Stored rows:
........
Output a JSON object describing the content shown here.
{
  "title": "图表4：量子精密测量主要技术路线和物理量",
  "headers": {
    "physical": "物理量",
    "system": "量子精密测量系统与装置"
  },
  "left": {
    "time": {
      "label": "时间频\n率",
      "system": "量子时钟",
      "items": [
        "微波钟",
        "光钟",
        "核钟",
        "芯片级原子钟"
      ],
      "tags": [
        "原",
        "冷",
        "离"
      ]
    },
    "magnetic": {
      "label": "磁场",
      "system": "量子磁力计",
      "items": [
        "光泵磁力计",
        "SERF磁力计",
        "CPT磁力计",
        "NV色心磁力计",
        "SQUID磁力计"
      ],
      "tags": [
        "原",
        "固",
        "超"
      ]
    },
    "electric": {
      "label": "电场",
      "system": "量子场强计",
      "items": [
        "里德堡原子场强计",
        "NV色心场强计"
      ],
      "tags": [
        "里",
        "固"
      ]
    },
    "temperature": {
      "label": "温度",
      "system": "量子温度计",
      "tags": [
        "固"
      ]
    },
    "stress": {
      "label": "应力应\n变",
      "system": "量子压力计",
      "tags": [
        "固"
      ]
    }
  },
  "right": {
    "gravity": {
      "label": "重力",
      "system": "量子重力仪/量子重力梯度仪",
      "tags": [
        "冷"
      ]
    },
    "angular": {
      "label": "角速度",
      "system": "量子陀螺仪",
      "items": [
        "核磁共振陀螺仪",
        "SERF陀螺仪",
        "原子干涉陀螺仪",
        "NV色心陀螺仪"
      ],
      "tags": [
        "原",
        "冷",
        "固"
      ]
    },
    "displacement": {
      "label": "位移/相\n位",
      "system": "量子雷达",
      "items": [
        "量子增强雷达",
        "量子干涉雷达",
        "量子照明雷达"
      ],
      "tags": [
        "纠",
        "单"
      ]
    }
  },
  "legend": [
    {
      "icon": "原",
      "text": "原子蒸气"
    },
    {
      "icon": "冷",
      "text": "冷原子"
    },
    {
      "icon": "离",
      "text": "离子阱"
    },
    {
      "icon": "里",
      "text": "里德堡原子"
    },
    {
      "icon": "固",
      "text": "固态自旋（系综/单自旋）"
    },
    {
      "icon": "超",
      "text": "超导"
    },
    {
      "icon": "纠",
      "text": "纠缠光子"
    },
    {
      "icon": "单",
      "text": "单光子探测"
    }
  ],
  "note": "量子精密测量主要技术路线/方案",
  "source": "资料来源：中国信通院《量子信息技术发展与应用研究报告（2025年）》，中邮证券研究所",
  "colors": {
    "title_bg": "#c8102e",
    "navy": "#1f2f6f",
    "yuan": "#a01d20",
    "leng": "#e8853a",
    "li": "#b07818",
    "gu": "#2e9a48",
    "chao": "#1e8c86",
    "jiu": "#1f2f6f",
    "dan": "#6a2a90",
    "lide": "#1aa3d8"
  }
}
........
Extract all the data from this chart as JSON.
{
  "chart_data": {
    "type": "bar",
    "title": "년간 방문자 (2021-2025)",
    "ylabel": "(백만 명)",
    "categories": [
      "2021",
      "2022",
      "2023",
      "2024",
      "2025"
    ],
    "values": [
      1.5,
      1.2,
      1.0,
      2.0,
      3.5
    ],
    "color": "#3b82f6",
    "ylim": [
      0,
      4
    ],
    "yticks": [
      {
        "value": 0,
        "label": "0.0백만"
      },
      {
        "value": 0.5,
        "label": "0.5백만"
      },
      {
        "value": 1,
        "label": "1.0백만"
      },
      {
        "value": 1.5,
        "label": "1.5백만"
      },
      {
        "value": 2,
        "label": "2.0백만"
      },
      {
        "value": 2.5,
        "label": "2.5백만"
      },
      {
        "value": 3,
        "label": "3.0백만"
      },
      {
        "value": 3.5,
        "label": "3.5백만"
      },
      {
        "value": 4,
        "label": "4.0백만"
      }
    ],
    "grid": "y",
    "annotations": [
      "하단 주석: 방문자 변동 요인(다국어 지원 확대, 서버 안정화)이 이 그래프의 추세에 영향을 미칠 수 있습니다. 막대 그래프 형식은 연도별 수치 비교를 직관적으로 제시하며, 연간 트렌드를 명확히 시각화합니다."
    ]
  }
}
........
Direction:
In the listing above, find each line with the word "JSON" and copy it.

Answer in full:
Output a JSON object describing the content shown here.
Extract all the data from this chart as JSON.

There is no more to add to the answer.